[Data entries for graphics]
--- Begin ---

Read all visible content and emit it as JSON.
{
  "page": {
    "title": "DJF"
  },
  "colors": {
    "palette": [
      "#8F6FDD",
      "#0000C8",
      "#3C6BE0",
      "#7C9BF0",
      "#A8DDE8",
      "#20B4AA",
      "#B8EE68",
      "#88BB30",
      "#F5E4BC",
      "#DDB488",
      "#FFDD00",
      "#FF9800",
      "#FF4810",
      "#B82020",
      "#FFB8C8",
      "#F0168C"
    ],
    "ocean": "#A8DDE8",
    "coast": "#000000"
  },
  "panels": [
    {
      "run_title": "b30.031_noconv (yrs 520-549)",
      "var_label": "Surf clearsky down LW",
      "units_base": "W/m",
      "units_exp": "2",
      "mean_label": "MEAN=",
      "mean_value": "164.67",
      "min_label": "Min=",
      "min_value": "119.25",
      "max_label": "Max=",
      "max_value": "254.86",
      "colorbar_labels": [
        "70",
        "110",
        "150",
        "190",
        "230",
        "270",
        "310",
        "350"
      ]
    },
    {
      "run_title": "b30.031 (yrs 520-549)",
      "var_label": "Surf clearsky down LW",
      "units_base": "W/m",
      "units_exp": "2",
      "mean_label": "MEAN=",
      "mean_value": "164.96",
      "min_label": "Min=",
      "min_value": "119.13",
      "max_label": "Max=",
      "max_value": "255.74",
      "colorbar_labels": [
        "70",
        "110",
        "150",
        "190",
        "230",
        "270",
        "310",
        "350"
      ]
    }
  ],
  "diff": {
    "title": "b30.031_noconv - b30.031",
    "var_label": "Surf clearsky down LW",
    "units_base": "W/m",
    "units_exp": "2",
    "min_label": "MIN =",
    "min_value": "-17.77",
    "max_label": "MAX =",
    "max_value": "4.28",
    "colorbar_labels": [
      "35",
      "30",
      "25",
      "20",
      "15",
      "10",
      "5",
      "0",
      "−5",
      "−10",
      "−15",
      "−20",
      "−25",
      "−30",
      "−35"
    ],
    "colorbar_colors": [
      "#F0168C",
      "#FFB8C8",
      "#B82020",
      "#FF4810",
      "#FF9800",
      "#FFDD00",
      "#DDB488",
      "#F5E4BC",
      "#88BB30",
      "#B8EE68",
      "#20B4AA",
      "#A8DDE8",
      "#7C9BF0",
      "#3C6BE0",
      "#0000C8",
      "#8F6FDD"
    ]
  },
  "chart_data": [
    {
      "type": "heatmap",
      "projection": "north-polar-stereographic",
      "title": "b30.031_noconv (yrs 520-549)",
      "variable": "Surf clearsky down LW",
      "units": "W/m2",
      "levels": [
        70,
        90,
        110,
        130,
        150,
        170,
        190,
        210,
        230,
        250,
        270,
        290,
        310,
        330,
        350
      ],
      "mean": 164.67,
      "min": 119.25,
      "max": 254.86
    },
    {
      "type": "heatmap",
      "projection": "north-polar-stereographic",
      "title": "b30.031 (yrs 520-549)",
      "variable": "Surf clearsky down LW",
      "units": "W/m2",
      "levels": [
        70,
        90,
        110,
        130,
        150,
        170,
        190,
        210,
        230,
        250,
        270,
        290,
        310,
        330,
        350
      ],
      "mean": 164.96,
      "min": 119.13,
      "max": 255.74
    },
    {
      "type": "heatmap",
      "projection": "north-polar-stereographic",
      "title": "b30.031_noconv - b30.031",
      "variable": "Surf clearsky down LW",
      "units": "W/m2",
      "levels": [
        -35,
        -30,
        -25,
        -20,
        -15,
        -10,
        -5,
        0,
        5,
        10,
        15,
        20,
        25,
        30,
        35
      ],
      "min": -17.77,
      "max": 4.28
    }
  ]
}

--- End ---

Exactly reproduce the material above.

Read all visible content and emit it as JSON.
{
  "page": {
    "title": "DJF"
  },
  "colors": {
    "palette": [
      "#8F6FDD",
      "#0000C8",
      "#3C6BE0",
      "#7C9BF0",
      "#A8DDE8",
      "#20B4AA",
      "#B8EE68",
      "#88BB30",
      "#F5E4BC",
      "#DDB488",
      "#FFDD00",
      "#FF9800",
      "#FF4810",
      "#B82020",
      "#FFB8C8",
      "#F0168C"
    ],
    "ocean": "#A8DDE8",
    "coast": "#000000"
  },
  "panels": [
    {
      "run_title": "b30.031_noconv (yrs 520-549)",
      "var_label": "Surf clearsky down LW",
      "units_base": "W/m",
      "units_exp": "2",
      "mean_label": "MEAN=",
      "mean_value": "164.67",
      "min_label": "Min=",
      "min_value": "119.25",
      "max_label": "Max=",
      "max_value": "254.86",
      "colorbar_labels": [
        "70",
        "110",
        "150",
        "190",
        "230",
        "270",
        "310",
        "350"
      ]
    },
    {
      "run_title": "b30.031 (yrs 520-549)",
      "var_label": "Surf clearsky down LW",
      "units_base": "W/m",
      "units_exp": "2",
      "mean_label": "MEAN=",
      "mean_value": "164.96",
      "min_label": "Min=",
      "min_value": "119.13",
      "max_label": "Max=",
      "max_value": "255.74",
      "colorbar_labels": [
        "70",
        "110",
        "150",
        "190",
        "230",
        "270",
        "310",
        "350"
      ]
    }
  ],
  "diff": {
    "title": "b30.031_noconv - b30.031",
    "var_label": "Surf clearsky down LW",
    "units_base": "W/m",
    "units_exp": "2",
    "min_label": "MIN =",
    "min_value": "-17.77",
    "max_label": "MAX =",
    "max_value": "4.28",
    "colorbar_labels": [
      "35",
      "30",
      "25",
      "20",
      "15",
      "10",
      "5",
      "0",
      "−5",
      "−10",
      "−15",
      "−20",
      "−25",
      "−30",
      "−35"
    ],
    "colorbar_colors": [
      "#F0168C",
      "#FFB8C8",
      "#B82020",
      "#FF4810",
      "#FF9800",
      "#FFDD00",
      "#DDB488",
      "#F5E4BC",
      "#88BB30",
      "#B8EE68",
      "#20B4AA",
      "#A8DDE8",
      "#7C9BF0",
      "#3C6BE0",
      "#0000C8",
      "#8F6FDD"
    ]
  },
  "chart_data": [
    {
      "type": "heatmap",
      "projection": "north-polar-stereographic",
      "title": "b30.031_noconv (yrs 520-549)",
      "variable": "Surf clearsky down LW",
      "units": "W/m2",
      "levels": [
        70,
        90,
        110,
        130,
        150,
        170,
        190,
        210,
        230,
        250,
        270,
        290,
        310,
        330,
        350
      ],
      "mean": 164.67,
      "min": 119.25,
      "max": 254.86
    },
    {
      "type": "heatmap",
      "projection": "north-polar-stereographic",
      "title": "b30.031 (yrs 520-549)",
      "variable": "Surf clearsky down LW",
      "units": "W/m2",
      "levels": [
        70,
        90,
        110,
        130,
        150,
        170,
        190,
        210,
        230,
        250,
        270,
        290,
        310,
        330,
        350
      ],
      "mean": 164.96,
      "min": 119.13,
      "max": 255.74
    },
    {
      "type": "heatmap",
      "projection": "north-polar-stereographic",
      "title": "b30.031_noconv - b30.031",
      "variable": "Surf clearsky down LW",
      "units": "W/m2",
      "levels": [
        -35,
        -30,
        -25,
        -20,
        -15,
        -10,
        -5,
        0,
        5,
        10,
        15,
        20,
        25,
        30,
        35
      ],
      "min": -17.77,
      "max": 4.28
    }
  ]
}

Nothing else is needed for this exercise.